[Records from a data source]
##############################

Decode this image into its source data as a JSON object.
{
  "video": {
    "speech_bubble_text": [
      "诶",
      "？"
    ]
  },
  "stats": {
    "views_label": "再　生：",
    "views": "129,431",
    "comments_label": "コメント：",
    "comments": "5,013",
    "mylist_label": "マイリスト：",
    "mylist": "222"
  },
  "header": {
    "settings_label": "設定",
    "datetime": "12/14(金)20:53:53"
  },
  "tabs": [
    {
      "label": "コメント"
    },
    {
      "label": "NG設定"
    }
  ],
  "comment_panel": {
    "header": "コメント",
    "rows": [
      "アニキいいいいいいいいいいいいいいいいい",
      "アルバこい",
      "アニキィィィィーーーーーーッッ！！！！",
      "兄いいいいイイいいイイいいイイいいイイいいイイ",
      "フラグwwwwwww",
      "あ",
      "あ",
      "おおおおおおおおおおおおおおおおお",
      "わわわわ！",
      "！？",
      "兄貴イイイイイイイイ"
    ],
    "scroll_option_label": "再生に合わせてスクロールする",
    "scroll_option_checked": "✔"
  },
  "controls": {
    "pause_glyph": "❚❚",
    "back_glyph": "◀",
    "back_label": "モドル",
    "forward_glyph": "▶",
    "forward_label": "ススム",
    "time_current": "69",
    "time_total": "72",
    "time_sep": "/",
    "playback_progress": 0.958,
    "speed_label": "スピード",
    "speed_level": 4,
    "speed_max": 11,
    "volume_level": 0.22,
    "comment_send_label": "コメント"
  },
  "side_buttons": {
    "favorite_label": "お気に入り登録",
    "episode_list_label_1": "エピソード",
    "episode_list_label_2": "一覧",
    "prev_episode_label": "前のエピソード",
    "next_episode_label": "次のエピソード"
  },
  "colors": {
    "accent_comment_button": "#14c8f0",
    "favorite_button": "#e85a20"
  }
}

##############################

INSTRUCTIONS FOR THE TASK: Can you restate every record above word for word?

EXPECTED ANSWER:
Decode this image into its source data as a JSON object.
{
  "video": {
    "speech_bubble_text": [
      "诶",
      "？"
    ]
  },
  "stats": {
    "views_label": "再　生：",
    "views": "129,431",
    "comments_label": "コメント：",
    "comments": "5,013",
    "mylist_label": "マイリスト：",
    "mylist": "222"
  },
  "header": {
    "settings_label": "設定",
    "datetime": "12/14(金)20:53:53"
  },
  "tabs": [
    {
      "label": "コメント"
    },
    {
      "label": "NG設定"
    }
  ],
  "comment_panel": {
    "header": "コメント",
    "rows": [
      "アニキいいいいいいいいいいいいいいいいい",
      "アルバこい",
      "アニキィィィィーーーーーーッッ！！！！",
      "兄いいいいイイいいイイいいイイいいイイいいイイ",
      "フラグwwwwwww",
      "あ",
      "あ",
      "おおおおおおおおおおおおおおおおお",
      "わわわわ！",
      "！？",
      "兄貴イイイイイイイイ"
    ],
    "scroll_option_label": "再生に合わせてスクロールする",
    "scroll_option_checked": "✔"
  },
  "controls": {
    "pause_glyph": "❚❚",
    "back_glyph": "◀",
    "back_label": "モドル",
    "forward_glyph": "▶",
    "forward_label": "ススム",
    "time_current": "69",
    "time_total": "72",
    "time_sep": "/",
    "playback_progress": 0.958,
    "speed_label": "スピード",
    "speed_level": 4,
    "speed_max": 11,
    "volume_level": 0.22,
    "comment_send_label": "コメント"
  },
  "side_buttons": {
    "favorite_label": "お気に入り登録",
    "episode_list_label_1": "エピソード",
    "episode_list_label_2": "一覧",
    "prev_episode_label": "前のエピソード",
    "next_episode_label": "次のエピソード"
  },
  "colors": {
    "accent_comment_button": "#14c8f0",
    "favorite_button": "#e85a20"
  }
}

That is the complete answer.